Problem to solve :: Start at the line containing "Transcribe the text in this document." and transcribe every line exactly through the end of the records below, and only those lines.

Records from a collection:
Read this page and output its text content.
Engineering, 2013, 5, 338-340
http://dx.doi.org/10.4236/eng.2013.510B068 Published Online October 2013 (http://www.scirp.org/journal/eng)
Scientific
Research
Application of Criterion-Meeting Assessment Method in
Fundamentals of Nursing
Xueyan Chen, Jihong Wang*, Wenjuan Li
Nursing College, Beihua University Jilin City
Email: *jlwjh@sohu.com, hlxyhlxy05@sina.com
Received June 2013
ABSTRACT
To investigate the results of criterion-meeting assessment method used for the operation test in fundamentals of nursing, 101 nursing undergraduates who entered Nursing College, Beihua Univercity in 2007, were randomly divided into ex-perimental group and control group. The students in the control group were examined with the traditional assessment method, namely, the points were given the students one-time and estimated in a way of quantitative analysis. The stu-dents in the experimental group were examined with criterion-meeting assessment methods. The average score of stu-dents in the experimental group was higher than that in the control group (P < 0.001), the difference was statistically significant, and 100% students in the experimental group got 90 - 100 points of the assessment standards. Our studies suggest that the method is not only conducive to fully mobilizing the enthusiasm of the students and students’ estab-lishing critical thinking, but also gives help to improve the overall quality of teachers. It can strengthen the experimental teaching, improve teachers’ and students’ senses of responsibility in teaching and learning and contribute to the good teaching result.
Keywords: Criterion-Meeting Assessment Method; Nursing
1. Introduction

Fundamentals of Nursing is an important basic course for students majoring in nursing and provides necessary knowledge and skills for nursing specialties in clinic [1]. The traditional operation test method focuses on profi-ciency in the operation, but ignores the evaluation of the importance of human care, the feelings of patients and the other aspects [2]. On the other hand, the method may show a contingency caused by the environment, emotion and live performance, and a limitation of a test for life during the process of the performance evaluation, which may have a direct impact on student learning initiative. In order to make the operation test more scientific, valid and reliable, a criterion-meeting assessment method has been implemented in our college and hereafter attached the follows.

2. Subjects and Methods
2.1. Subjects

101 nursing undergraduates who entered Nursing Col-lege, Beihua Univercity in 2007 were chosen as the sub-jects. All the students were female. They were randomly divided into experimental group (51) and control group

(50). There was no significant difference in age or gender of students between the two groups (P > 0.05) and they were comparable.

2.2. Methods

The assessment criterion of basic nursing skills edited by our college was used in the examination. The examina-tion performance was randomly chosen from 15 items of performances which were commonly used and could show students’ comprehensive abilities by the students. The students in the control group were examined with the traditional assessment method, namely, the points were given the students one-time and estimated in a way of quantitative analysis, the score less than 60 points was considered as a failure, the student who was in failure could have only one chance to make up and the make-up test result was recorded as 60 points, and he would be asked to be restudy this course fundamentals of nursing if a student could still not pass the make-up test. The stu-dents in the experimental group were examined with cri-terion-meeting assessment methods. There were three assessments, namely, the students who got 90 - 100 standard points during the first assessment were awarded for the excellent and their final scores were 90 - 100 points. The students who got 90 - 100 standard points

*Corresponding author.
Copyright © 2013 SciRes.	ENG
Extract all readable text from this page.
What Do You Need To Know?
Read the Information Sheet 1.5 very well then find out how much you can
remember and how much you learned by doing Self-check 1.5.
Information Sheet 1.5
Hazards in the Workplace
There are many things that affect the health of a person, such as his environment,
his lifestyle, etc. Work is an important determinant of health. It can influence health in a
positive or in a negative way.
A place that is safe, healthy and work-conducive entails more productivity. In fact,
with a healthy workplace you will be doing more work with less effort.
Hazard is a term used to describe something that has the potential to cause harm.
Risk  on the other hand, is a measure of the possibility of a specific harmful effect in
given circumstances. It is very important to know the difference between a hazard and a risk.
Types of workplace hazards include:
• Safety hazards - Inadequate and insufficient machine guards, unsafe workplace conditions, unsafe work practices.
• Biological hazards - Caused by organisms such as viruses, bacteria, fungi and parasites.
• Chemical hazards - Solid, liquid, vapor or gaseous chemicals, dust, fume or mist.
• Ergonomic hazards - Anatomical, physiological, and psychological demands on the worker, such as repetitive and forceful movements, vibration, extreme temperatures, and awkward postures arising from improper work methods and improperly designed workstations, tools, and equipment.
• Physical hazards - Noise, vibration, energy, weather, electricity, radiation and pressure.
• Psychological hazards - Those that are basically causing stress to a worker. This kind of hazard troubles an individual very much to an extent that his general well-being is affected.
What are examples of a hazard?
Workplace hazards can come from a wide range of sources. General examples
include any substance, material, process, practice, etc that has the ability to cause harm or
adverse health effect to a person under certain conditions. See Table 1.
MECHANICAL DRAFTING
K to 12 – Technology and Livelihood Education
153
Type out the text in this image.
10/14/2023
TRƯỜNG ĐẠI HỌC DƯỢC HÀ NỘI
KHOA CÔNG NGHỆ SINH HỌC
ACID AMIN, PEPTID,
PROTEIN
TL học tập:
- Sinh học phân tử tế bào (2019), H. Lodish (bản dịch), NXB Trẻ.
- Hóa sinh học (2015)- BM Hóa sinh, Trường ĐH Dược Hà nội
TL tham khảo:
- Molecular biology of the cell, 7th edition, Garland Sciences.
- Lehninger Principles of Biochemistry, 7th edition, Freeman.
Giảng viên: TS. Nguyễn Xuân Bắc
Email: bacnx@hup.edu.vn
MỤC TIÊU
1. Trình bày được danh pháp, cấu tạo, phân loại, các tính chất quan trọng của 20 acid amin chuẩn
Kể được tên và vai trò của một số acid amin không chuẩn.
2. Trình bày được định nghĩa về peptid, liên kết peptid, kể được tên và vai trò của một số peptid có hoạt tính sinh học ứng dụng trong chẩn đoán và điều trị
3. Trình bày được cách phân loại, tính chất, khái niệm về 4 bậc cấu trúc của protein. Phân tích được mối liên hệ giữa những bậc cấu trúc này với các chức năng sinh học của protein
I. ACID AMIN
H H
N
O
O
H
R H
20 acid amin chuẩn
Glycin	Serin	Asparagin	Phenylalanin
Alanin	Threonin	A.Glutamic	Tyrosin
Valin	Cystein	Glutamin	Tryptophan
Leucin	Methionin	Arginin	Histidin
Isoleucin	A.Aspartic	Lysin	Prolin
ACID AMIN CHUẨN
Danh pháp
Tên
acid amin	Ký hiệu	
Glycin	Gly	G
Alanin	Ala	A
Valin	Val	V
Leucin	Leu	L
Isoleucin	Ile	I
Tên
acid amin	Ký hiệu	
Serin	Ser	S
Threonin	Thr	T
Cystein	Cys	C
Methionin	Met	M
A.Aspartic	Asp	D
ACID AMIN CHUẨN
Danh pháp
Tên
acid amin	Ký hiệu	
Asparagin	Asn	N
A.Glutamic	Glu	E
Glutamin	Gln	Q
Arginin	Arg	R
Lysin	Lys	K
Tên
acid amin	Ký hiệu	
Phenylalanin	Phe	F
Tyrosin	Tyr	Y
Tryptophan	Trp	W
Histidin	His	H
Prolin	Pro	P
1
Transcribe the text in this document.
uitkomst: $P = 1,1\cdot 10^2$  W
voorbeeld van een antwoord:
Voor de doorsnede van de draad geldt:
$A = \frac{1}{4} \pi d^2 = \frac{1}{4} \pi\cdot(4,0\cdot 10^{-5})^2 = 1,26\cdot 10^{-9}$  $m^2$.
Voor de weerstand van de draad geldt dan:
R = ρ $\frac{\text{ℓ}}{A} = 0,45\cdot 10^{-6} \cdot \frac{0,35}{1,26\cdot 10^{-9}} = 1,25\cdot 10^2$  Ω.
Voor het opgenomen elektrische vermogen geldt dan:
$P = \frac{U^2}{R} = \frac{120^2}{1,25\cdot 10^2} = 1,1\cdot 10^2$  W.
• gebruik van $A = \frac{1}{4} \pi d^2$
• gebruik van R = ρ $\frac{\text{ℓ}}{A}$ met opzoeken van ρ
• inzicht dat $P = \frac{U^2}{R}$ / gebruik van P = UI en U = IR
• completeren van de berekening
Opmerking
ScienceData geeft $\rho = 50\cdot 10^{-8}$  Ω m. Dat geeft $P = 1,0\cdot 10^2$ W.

Response to the exercise ::
Transcribe the text in this document.
uitkomst: $P = 1,1\cdot 10^2$  W
voorbeeld van een antwoord:
Voor de doorsnede van de draad geldt:
$A = \frac{1}{4} \pi d^2 = \frac{1}{4} \pi\cdot(4,0\cdot 10^{-5})^2 = 1,26\cdot 10^{-9}$  $m^2$.
Voor de weerstand van de draad geldt dan:
R = ρ $\frac{\text{ℓ}}{A} = 0,45\cdot 10^{-6} \cdot \frac{0,35}{1,26\cdot 10^{-9}} = 1,25\cdot 10^2$  Ω.
Voor het opgenomen elektrische vermogen geldt dan:
$P = \frac{U^2}{R} = \frac{120^2}{1,25\cdot 10^2} = 1,1\cdot 10^2$  W.
• gebruik van $A = \frac{1}{4} \pi d^2$
• gebruik van R = ρ $\frac{\text{ℓ}}{A}$ met opzoeken van ρ
• inzicht dat $P = \frac{U^2}{R}$ / gebruik van P = UI en U = IR
• completeren van de berekening
Opmerking
ScienceData geeft $\rho = 50\cdot 10^{-8}$  Ω m. Dat geeft $P = 1,0\cdot 10^2$ W.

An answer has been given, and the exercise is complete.